**Compiti scritti:**
- A) Secondo la recensione di Boyhood, per quanti anni Richard Linklater ha girato il film con lo stesso gruppo di attori?
- B) Trascrivi fedelmente le righe dell'elenco, da quella che contiene "more-options-button[interactable]: [1847, 11, 1898, 62]" giù fino a quella che contiene "nav-group-header[interactable]: Pick Your", includendo entrambe.

**Estratto della pagina:**

======

24/1/2015. Regista: Richard Linklater. Sceneggiatura:
Richard Linklater. Interpreti: Patricia Arquette, Ethan Hawke, Ellar Coltrane,
Lorelei Linklater. 164 min. USA. 2014. Giovani-adulti. (SD) 3 Golden Globes:
miglior film drammatico, miglior regista e miglior attrice non protagonista
(Patricia Arquette).
Riconosco che la
mia recensione di Boyhood è stata pensata e scritta
in due fasi. Una uscendo dal film e l’altra dopo averlo studiato. Il riassunto?
Come narrativa, Boyhood sembra un opera notevole –ma
non un capolavoro- a cui manca epica per essere più grande. Come esperimento
del linguaggio cinematografico di un regista, Boyhood
è prodigiosa. Se c’è un argomento che attira Richard Linklater, è il passare
del tempo e le sue conseguenze. La sua famosa trilogia romantica, aperta con Prima dell'alba, non è altro che questo: la dissezione del
binomio amore e tempo. In Boyhood,
Linklater ha alzato la sua capacità narrativa alla categoria di test di
laboratorio filmico. Per dodici anni, ha girato lo stesso gruppo di attori -che
s’incontravano ogni anno per pochi giorni- per raccontare il passaggio
dall'infanzia alla maturità di un ragazzo dagli espressivi occhi azzurri posto
al centro di una tormentata famiglia disfunzionale.
Lo spettatore
contempla come davanti ai suoi occhi cambia lo sguardo del bambino fino
indurirsi e perdere l'innocenza, come la bambina kitsch e repellente dei primi
minuti (la stessa figlia di Linklater) diventa una interessante giovane, come
la madre ingrassa e marca con amare rughe ciascuno dei suoi fallimenti
sentimentali, o come il padre lascia il suo idealismo ingenuo per formare una
seconda famiglia, all'ombra di un albero quasi pericoloso di puro conservatorismo.
Tutto scorre in modo naturale, come il passaggio di fotografie in un album di famiglia,
senza che le ellissi appesantiscano, senza ulteriori spiegazioni. Il tempo
passa e le cose cambiano. E le persone di più. Anche senza grandi drammi e svolte
drammatiche. Alle volte, un incrocio di sguardi complici tra un uomo e una
donna catturato da un bambino sconcertato può cambiare la storia di una vita
(per questa scena soltanto Linklater meritava un Leone d'Oro) molto di più di
un intricato colpo di scena. Il film, come specchio della vita, supera di gran
lunga questo esperimento. E per Linklater, come fotografo e ricercatore del
tempo, questo film sarà un retaggio.

======

**Set di dati:**
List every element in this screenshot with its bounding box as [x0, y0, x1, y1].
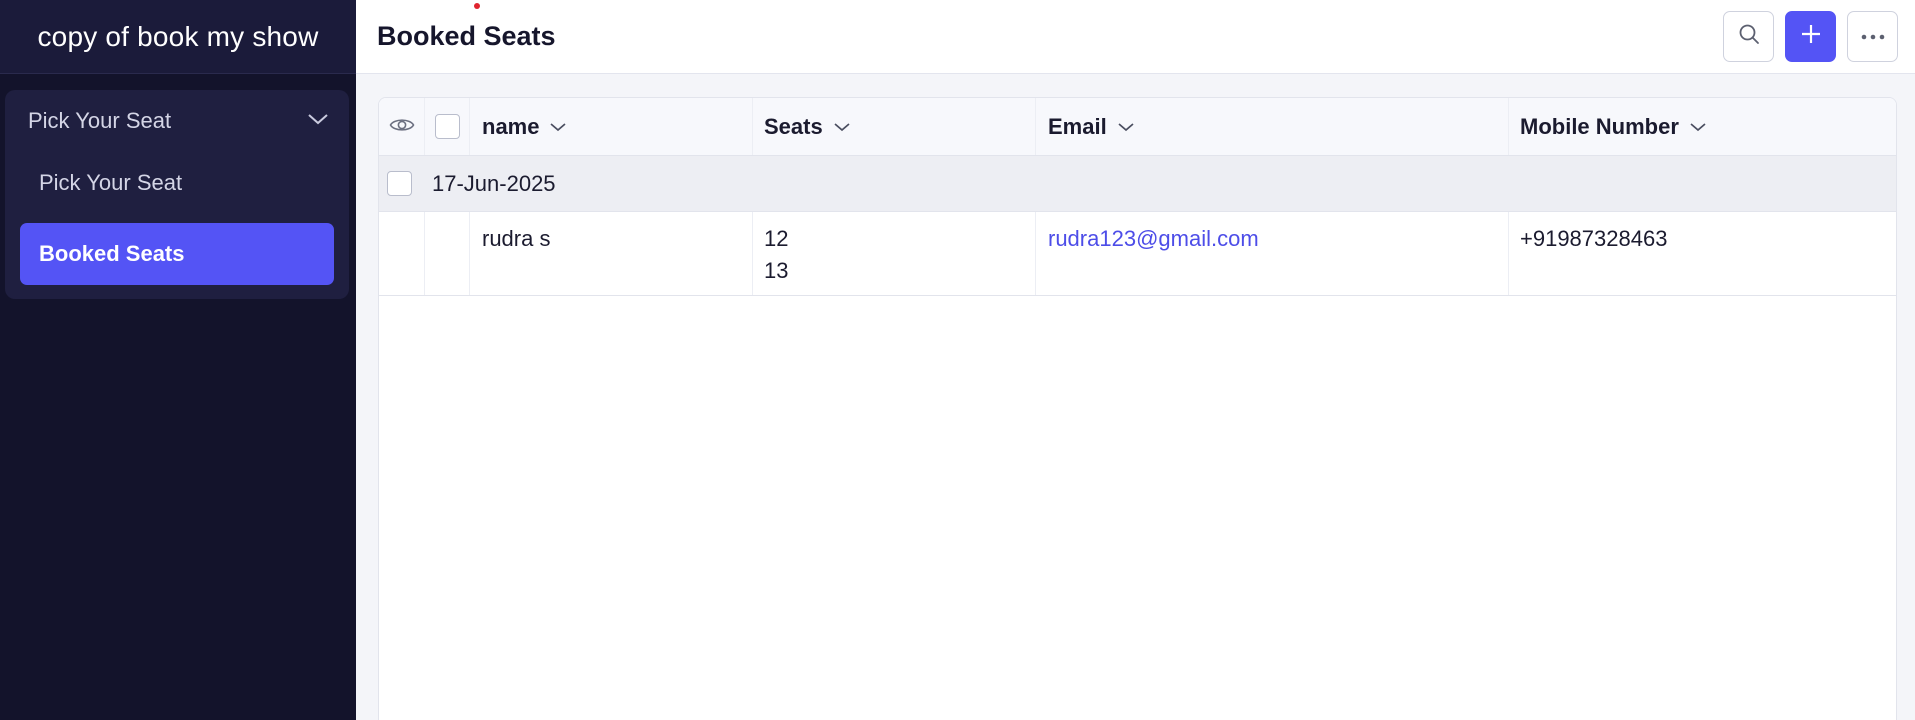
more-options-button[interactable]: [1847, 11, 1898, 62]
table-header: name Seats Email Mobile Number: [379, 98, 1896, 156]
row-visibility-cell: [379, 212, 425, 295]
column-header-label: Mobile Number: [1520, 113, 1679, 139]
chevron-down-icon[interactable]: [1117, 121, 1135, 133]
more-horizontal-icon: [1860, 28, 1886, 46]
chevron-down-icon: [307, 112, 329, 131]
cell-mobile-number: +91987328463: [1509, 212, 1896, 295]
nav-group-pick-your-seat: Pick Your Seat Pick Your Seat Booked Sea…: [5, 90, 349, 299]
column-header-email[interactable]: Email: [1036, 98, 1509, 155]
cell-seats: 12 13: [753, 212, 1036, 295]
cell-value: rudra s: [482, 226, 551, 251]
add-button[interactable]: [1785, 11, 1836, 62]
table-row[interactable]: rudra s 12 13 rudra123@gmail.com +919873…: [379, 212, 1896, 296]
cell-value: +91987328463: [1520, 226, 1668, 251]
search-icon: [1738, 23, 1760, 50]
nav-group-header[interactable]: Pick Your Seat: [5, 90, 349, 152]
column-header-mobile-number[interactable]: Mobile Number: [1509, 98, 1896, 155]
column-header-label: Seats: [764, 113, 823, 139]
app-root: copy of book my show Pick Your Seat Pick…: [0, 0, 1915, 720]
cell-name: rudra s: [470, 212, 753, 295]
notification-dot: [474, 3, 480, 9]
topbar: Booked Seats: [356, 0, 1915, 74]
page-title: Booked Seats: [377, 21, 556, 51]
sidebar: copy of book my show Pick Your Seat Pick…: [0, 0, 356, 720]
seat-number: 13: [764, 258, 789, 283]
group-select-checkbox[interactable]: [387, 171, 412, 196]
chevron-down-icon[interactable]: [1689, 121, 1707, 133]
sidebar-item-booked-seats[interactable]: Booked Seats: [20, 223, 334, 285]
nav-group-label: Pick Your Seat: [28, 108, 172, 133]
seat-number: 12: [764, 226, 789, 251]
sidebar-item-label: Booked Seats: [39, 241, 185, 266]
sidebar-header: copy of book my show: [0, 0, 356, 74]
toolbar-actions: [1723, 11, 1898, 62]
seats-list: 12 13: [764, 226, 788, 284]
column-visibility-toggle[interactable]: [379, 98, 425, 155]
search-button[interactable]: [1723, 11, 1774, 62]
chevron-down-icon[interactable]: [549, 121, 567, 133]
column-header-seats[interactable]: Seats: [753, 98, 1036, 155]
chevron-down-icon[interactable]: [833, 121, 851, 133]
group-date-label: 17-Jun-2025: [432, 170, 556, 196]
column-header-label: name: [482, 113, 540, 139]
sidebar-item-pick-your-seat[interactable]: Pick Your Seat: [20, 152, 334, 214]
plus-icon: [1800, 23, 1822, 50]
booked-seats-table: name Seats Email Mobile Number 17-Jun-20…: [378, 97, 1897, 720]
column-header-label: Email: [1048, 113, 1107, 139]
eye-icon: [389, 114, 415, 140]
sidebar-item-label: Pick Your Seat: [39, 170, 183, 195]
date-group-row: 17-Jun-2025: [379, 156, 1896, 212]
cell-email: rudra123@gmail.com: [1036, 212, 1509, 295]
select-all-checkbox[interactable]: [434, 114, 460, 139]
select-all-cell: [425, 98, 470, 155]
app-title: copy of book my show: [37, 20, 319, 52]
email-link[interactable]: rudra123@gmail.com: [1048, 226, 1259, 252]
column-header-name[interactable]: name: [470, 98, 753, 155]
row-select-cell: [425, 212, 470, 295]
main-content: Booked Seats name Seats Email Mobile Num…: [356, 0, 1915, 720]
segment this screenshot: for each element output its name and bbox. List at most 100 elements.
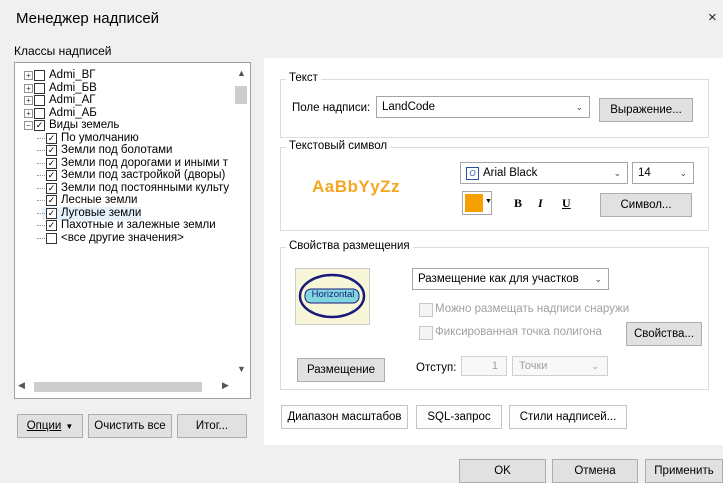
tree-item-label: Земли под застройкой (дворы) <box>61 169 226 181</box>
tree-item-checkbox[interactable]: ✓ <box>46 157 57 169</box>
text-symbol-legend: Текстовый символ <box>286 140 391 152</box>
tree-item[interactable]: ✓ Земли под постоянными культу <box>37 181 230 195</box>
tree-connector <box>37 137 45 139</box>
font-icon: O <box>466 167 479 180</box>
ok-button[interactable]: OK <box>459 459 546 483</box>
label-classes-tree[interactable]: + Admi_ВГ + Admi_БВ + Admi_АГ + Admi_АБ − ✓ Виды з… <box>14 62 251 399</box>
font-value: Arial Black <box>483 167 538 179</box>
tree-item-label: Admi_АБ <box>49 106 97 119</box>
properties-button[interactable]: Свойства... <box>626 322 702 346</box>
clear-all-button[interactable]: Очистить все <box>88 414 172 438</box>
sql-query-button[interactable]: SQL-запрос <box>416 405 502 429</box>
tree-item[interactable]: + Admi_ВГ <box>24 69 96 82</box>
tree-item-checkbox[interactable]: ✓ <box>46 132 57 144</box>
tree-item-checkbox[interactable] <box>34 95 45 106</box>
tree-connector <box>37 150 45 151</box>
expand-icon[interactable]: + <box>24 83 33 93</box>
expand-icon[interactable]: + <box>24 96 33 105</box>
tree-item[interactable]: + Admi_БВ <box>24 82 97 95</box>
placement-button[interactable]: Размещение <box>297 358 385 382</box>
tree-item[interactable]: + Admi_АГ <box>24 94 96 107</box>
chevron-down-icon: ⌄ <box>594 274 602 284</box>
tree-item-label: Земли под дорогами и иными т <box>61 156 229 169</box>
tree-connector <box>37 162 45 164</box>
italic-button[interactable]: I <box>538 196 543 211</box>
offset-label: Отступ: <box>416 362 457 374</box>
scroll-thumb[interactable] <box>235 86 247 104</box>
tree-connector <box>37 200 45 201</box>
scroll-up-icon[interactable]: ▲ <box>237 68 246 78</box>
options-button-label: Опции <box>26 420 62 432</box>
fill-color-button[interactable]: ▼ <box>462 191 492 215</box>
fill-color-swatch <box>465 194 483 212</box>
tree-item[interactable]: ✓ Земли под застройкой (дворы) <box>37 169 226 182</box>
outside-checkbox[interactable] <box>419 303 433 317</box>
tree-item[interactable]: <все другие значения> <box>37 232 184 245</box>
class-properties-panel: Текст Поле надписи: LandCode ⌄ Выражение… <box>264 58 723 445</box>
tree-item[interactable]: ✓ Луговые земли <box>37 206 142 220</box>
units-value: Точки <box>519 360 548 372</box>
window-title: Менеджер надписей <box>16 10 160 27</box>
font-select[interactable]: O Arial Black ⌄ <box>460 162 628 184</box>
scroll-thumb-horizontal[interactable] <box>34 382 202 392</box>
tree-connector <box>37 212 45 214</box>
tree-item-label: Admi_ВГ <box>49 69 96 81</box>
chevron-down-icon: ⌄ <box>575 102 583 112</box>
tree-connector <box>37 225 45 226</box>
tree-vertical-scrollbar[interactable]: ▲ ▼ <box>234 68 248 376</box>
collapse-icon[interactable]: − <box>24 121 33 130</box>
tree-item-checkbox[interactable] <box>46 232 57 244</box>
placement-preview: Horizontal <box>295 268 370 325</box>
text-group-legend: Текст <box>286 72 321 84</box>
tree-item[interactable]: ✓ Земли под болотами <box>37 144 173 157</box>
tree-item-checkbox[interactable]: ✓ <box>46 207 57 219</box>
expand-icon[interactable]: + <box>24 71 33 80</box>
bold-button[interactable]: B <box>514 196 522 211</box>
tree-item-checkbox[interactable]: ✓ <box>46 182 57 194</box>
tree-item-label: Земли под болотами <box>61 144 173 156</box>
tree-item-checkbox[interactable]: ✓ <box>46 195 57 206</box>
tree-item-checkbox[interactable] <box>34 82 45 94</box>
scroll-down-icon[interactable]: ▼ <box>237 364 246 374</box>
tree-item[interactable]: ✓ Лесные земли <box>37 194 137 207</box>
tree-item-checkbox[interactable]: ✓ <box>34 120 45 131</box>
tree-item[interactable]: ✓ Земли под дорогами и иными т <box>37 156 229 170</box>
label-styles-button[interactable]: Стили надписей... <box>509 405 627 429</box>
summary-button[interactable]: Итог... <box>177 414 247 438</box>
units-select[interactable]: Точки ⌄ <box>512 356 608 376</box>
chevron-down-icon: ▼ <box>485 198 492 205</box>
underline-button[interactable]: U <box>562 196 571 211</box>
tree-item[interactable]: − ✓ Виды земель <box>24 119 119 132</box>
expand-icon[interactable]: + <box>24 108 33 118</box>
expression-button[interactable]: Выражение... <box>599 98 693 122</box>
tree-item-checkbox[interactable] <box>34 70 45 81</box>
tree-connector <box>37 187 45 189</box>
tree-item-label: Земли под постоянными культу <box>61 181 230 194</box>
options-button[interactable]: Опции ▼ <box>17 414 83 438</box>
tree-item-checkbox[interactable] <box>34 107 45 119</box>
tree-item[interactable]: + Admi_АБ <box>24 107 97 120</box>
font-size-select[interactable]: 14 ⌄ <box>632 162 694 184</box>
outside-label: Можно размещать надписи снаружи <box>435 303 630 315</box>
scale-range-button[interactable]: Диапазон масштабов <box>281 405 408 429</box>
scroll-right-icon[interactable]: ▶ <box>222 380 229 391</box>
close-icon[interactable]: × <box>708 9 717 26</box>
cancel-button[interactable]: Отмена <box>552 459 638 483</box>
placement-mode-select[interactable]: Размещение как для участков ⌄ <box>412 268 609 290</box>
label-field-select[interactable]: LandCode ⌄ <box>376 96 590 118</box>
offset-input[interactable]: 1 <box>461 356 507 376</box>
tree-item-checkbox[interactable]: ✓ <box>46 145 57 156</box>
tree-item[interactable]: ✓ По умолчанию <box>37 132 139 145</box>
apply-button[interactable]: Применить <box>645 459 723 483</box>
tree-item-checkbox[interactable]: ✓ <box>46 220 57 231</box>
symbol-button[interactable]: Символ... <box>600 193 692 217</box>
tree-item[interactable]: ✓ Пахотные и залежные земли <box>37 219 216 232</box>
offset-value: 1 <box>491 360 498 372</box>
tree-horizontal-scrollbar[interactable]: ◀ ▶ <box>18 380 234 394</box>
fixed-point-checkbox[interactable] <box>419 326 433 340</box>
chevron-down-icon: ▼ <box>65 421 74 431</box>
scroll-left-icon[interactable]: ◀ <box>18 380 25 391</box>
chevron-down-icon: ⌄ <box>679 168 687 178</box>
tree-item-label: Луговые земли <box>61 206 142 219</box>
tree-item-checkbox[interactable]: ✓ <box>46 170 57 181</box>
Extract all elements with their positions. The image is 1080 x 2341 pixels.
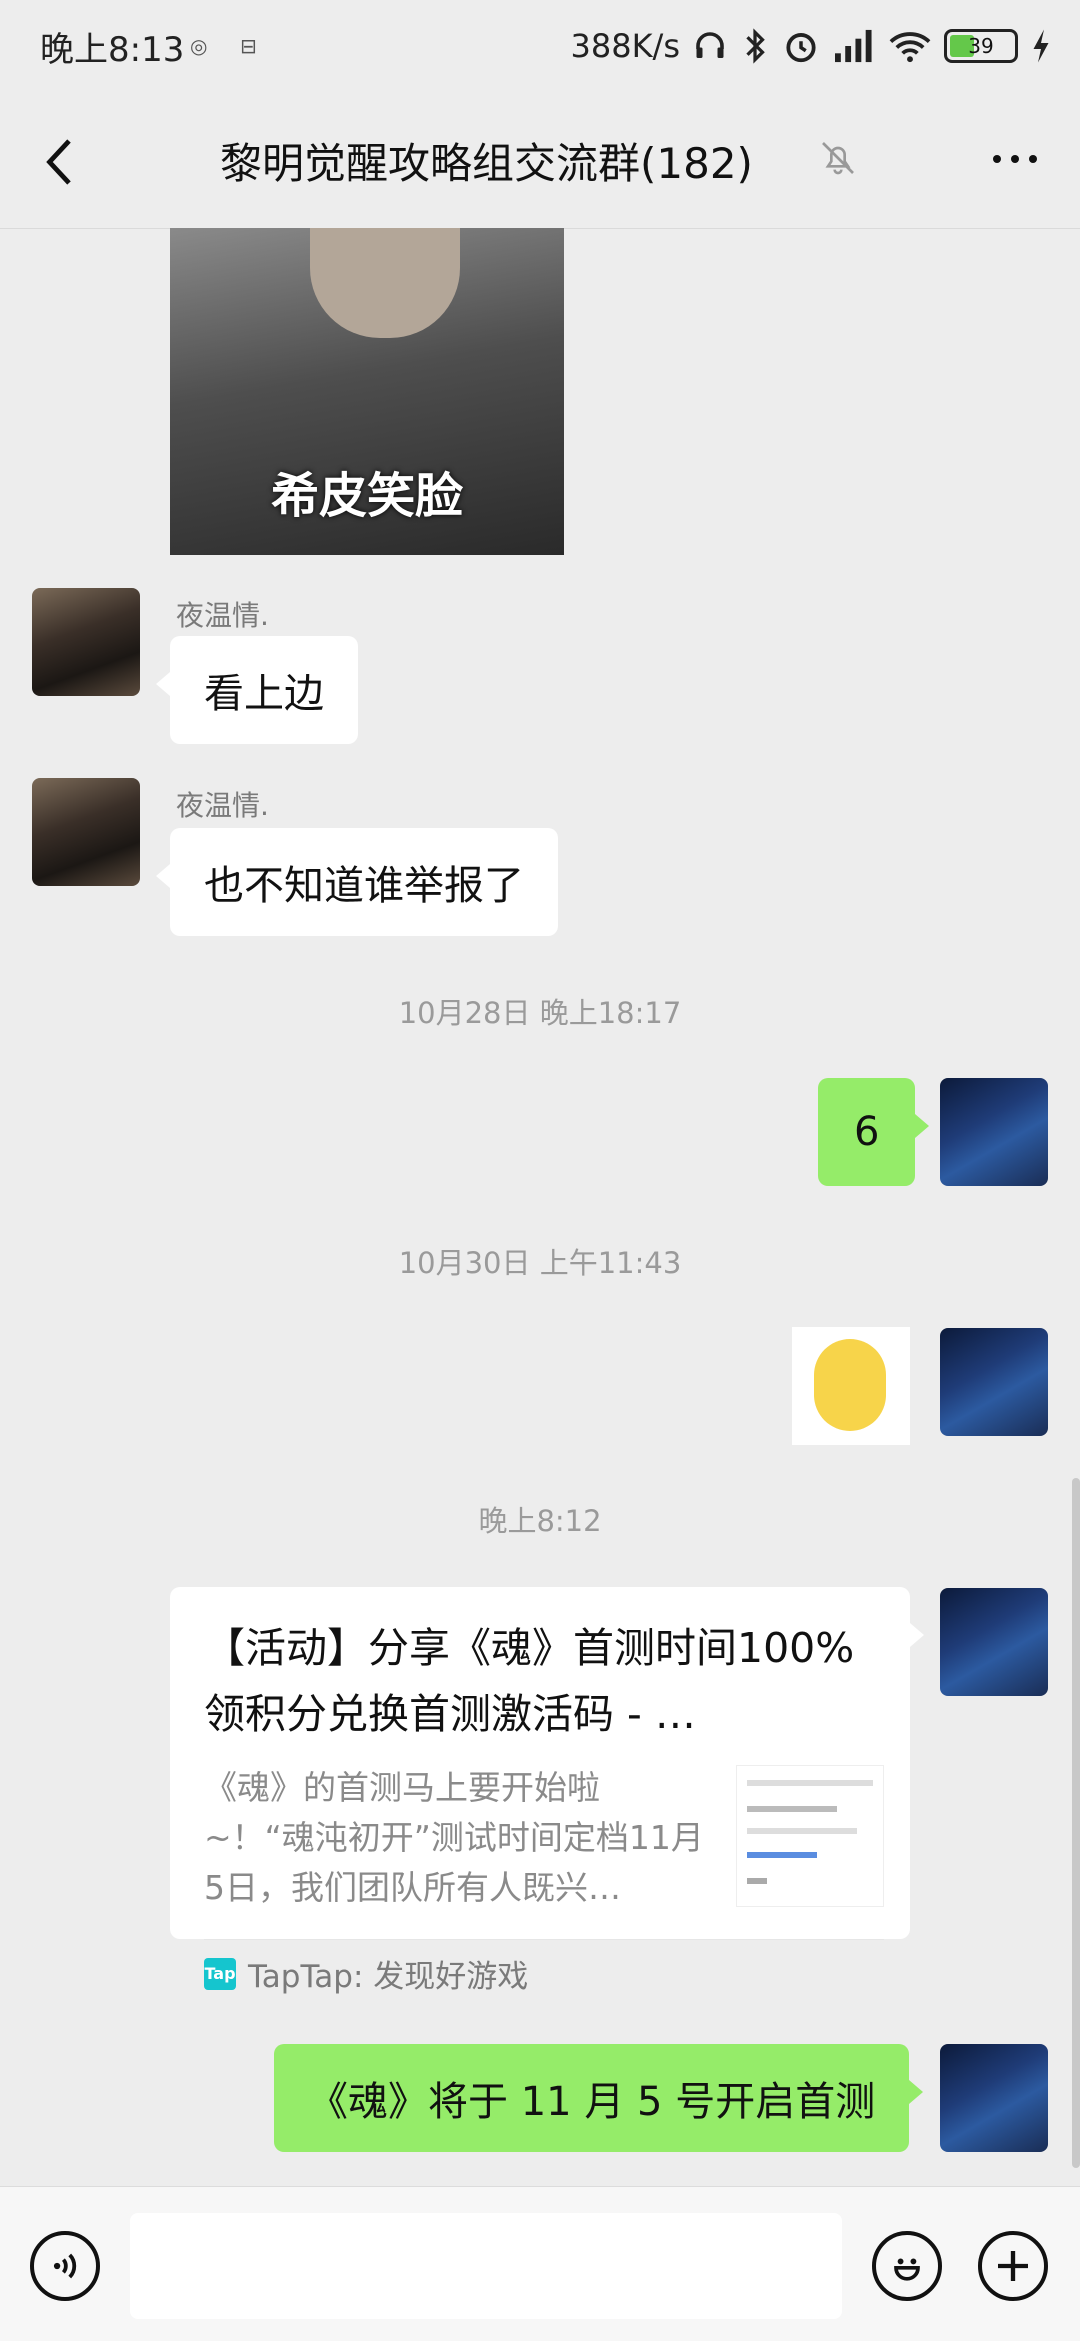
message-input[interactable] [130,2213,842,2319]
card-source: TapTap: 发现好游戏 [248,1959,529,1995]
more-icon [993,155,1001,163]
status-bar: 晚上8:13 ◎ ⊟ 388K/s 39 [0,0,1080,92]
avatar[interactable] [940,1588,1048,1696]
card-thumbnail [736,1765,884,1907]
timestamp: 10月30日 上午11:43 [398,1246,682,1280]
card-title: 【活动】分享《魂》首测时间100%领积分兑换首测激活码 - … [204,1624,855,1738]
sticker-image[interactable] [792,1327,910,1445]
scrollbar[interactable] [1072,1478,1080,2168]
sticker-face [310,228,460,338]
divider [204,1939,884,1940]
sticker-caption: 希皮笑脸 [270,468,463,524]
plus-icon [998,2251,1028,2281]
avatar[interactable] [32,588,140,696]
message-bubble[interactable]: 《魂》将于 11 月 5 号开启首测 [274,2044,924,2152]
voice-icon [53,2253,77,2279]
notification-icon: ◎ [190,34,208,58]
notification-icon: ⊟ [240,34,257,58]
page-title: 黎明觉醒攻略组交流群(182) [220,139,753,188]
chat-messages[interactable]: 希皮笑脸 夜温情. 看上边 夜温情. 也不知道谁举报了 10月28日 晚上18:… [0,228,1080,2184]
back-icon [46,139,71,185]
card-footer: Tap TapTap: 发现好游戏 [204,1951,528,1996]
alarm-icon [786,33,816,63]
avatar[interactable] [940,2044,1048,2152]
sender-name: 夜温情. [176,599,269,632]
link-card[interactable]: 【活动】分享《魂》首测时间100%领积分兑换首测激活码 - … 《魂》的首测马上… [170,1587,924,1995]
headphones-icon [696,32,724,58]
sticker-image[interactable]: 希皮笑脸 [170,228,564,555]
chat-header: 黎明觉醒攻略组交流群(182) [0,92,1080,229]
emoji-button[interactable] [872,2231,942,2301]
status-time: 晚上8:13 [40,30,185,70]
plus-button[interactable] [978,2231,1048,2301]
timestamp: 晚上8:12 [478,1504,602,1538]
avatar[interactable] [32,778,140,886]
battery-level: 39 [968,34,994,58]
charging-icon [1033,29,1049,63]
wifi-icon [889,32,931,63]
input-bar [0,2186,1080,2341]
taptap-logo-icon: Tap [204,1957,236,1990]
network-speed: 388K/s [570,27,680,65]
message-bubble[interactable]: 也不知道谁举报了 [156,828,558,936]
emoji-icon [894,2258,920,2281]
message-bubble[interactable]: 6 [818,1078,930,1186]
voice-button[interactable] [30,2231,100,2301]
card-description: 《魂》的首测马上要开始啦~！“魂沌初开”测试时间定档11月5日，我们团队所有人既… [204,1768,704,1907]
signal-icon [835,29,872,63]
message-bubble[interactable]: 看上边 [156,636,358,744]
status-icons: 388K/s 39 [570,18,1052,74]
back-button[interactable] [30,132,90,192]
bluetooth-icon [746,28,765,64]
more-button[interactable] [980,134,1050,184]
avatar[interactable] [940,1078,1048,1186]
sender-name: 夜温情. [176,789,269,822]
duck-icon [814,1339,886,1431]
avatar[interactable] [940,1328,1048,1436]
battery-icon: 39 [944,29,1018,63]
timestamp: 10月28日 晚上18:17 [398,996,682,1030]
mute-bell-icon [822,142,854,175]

======

**Risposte:**
- A) Per dodici anni.

- B)
more-options-button[interactable]: [1847, 11, 1898, 62]
table-header: name Seats Email Mobile Number: [379, 98, 1896, 156]
row-visibility-cell: [379, 212, 425, 295]
column-header-label: Mobile Number: [1520, 113, 1679, 139]
chevron-down-icon[interactable]: [1117, 121, 1135, 133]
more-horizontal-icon: [1860, 28, 1886, 46]
chevron-down-icon: [307, 112, 329, 131]
cell-mobile-number: +91987328463: [1509, 212, 1896, 295]
nav-group-pick-your-seat: Pick Your Seat Pick Your Seat Booked Sea…: [5, 90, 349, 299]
column-header-email[interactable]: Email: [1036, 98, 1509, 155]
cell-seats: 12 13: [753, 212, 1036, 295]
cell-value: rudra s: [482, 226, 551, 251]
add-button[interactable]: [1785, 11, 1836, 62]
table-row[interactable]: rudra s 12 13 rudra123@gmail.com +919873…: [379, 212, 1896, 296]
cell-value: +91987328463: [1520, 226, 1668, 251]
search-icon: [1738, 23, 1760, 50]
nav-group-header[interactable]: Pick Your Seat: [5, 90, 349, 152]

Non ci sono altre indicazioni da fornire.